* WORK TO BE COMPLETED *
Which lines hold the word "установленным"? Show each of them.

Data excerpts
[start]
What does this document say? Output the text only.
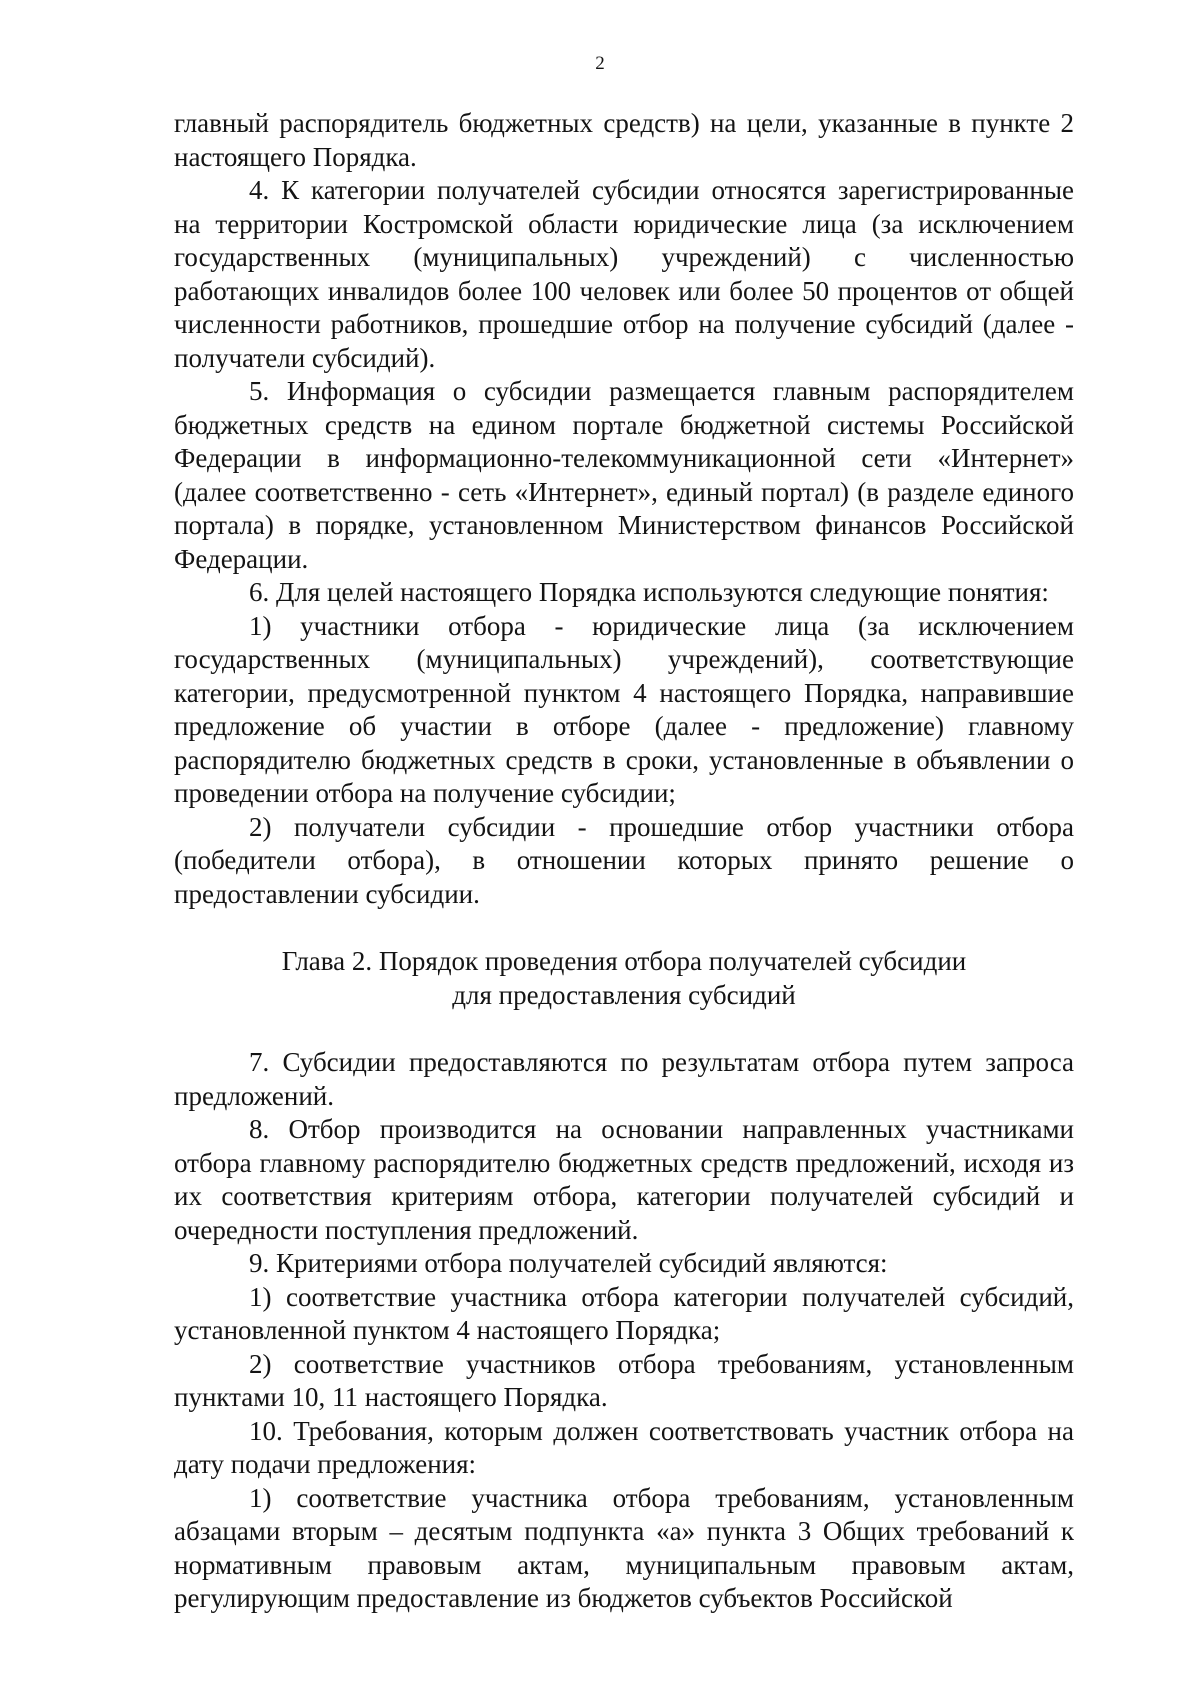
2

главный распорядитель бюджетных средств) на цели, указанные в пункте 2 настоящего Порядка.

4. К категории получателей субсидии относятся зарегистрированные на территории Костромской области юридические лица (за исключением государственных (муниципальных) учреждений) с численностью работающих инвалидов более 100 человек или более 50 процентов от общей численности работников, прошедшие отбор на получение субсидий (далее - получатели субсидий).

5. Информация о субсидии размещается главным распорядителем бюджетных средств на едином портале бюджетной системы Российской Федерации в информационно-телекоммуникационной сети «Интернет» (далее соответственно - сеть «Интернет», единый портал) (в разделе единого портала) в порядке, установленном Министерством финансов Российской Федерации.

6. Для целей настоящего Порядка используются следующие понятия:

1) участники отбора - юридические лица (за исключением государственных (муниципальных) учреждений), соответствующие категории, предусмотренной пунктом 4 настоящего Порядка, направившие предложение об участии в отборе (далее - предложение) главному распорядителю бюджетных средств в сроки, установленные в объявлении о проведении отбора на получение субсидии;

2) получатели субсидии - прошедшие отбор участники отбора (победители отбора), в отношении которых принято решение о предоставлении субсидии.

Глава 2. Порядок проведения отбора получателей субсидии
для предоставления субсидий

7. Субсидии предоставляются по результатам отбора путем запроса предложений.

8. Отбор производится на основании направленных участниками отбора главному распорядителю бюджетных средств предложений, исходя из их соответствия критериям отбора, категории получателей субсидий и очередности поступления предложений.

9. Критериями отбора получателей субсидий являются:

1) соответствие участника отбора категории получателей субсидий, установленной пунктом 4 настоящего Порядка;

2) соответствие участников отбора требованиям, установленным пунктами 10, 11 настоящего Порядка.

10. Требования, которым должен соответствовать участник отбора на дату подачи предложения:

1) соответствие участника отбора требованиям, установленным абзацами вторым – десятым подпункта «а» пункта 3 Общих требований к нормативным правовым актам, муниципальным правовым актам, регулирующим предоставление из бюджетов субъектов Российской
[end]
* RESULT FOR THIS EXERCISE *
2) соответствие участников отбора требованиям, установленным пунктами 10, 11 настоящего Порядка.
1) соответствие участника отбора требованиям, установленным абзацами вторым – десятым подпункта «а» пункта 3 Общих требований к нормативным правовым актам, муниципальным правовым актам, регулирующим предоставление из бюджетов субъектов Российской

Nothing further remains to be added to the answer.